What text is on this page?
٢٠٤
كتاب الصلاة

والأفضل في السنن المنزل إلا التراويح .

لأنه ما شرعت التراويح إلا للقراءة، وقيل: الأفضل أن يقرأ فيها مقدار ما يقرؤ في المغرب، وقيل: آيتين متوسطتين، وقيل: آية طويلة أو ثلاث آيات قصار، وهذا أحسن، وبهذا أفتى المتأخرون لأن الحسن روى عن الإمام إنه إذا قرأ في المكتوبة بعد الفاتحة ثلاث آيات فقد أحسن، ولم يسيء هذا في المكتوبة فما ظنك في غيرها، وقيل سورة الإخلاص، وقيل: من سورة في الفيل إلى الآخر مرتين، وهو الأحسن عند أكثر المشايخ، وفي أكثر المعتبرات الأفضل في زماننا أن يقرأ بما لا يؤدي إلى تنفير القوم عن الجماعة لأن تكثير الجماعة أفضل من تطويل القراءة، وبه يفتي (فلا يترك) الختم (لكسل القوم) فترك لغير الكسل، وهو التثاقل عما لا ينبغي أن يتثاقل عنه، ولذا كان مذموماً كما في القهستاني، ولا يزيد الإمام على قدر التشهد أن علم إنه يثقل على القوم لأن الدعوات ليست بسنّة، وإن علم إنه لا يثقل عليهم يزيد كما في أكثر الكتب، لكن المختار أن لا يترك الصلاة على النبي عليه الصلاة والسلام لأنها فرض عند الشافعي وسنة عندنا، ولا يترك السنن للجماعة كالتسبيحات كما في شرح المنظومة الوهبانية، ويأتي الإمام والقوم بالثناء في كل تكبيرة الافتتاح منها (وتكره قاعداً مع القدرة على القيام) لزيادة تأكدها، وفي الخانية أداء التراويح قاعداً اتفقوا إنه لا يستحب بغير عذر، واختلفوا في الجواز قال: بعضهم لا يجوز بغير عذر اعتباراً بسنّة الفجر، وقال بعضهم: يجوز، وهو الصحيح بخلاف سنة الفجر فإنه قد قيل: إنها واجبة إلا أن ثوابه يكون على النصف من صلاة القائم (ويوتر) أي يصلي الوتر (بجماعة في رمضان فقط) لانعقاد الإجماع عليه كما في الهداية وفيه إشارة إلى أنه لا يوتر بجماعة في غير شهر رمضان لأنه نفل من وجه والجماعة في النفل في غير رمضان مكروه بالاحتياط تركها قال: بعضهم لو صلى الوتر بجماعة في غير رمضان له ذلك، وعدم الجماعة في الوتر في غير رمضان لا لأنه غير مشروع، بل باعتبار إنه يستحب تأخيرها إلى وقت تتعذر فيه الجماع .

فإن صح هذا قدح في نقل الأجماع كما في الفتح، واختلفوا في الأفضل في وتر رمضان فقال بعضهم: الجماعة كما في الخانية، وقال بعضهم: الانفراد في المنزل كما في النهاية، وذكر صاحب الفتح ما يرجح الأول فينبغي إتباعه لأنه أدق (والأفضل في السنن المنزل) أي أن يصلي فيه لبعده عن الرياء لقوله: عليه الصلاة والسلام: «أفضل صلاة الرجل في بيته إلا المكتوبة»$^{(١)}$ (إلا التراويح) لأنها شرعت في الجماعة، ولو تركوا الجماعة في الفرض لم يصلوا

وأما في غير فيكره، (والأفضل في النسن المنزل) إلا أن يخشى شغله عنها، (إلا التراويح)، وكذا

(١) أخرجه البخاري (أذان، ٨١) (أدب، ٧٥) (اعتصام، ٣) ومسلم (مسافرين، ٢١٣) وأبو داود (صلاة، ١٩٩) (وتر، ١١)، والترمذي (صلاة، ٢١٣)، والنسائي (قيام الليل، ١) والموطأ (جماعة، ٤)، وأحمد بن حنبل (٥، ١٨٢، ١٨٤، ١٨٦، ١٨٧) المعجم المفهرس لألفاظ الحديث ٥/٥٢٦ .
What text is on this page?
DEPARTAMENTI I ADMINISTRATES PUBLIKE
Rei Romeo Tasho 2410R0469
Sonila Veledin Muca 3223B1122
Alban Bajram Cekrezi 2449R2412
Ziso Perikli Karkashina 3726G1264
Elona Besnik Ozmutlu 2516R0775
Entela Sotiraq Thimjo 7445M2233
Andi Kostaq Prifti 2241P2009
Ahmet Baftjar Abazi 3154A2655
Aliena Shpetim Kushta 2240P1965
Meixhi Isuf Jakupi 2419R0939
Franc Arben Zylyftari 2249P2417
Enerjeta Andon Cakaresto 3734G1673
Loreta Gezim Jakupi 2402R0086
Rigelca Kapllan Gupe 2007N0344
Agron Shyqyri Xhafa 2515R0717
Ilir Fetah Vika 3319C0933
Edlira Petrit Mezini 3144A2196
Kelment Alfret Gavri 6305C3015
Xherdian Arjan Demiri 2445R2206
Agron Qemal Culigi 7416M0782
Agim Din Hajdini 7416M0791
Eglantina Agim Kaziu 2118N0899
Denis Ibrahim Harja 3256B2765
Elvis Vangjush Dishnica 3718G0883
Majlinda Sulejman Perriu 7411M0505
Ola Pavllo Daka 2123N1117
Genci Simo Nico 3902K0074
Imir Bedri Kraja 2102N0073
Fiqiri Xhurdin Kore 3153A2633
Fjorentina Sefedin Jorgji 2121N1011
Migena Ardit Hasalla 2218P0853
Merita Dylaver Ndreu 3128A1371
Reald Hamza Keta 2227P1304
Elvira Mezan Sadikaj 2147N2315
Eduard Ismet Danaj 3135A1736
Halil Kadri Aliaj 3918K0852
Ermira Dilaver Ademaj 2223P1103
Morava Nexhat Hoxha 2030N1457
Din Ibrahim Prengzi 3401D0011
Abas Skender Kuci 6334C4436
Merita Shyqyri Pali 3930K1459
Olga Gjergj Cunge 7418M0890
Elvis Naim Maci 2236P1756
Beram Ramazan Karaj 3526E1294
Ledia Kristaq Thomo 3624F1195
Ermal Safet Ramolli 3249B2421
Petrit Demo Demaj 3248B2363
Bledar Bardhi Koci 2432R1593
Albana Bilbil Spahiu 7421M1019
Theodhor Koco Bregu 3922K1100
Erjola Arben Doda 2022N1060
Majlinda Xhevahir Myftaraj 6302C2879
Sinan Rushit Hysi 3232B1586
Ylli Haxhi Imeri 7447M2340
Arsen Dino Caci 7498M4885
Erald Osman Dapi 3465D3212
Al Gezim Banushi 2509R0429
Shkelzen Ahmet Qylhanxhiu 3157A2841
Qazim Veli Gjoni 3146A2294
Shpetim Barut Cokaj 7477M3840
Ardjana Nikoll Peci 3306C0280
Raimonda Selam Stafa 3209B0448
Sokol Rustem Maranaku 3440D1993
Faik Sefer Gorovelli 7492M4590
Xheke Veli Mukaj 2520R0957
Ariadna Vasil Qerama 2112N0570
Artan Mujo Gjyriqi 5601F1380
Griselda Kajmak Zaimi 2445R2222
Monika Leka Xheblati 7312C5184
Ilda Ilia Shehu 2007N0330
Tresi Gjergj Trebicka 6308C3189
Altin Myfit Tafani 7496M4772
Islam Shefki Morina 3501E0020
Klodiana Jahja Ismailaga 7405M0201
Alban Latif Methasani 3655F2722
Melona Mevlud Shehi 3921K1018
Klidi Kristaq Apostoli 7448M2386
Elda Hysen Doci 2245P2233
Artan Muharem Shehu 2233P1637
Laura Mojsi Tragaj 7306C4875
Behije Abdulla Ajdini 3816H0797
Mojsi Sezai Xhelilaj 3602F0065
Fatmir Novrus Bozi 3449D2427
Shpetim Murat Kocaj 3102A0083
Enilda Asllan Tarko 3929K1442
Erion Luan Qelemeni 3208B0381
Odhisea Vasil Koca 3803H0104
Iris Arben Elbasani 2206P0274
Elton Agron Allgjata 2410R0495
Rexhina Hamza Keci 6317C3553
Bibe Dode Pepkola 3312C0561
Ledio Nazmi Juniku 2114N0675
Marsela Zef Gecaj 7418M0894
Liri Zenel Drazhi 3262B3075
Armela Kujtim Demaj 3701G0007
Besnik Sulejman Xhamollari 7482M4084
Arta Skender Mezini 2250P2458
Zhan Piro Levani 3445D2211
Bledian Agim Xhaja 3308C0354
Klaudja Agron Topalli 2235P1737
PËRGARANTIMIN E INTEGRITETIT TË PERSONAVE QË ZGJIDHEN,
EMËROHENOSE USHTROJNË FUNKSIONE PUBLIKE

▶ _What needs to be done_
Filter the records above for "Shyqyri" and copy every matching line.

▶ _Solution to this problem_
Agron Shyqyri Xhafa 2515R0717
Merita Shyqyri Pali 3930K1459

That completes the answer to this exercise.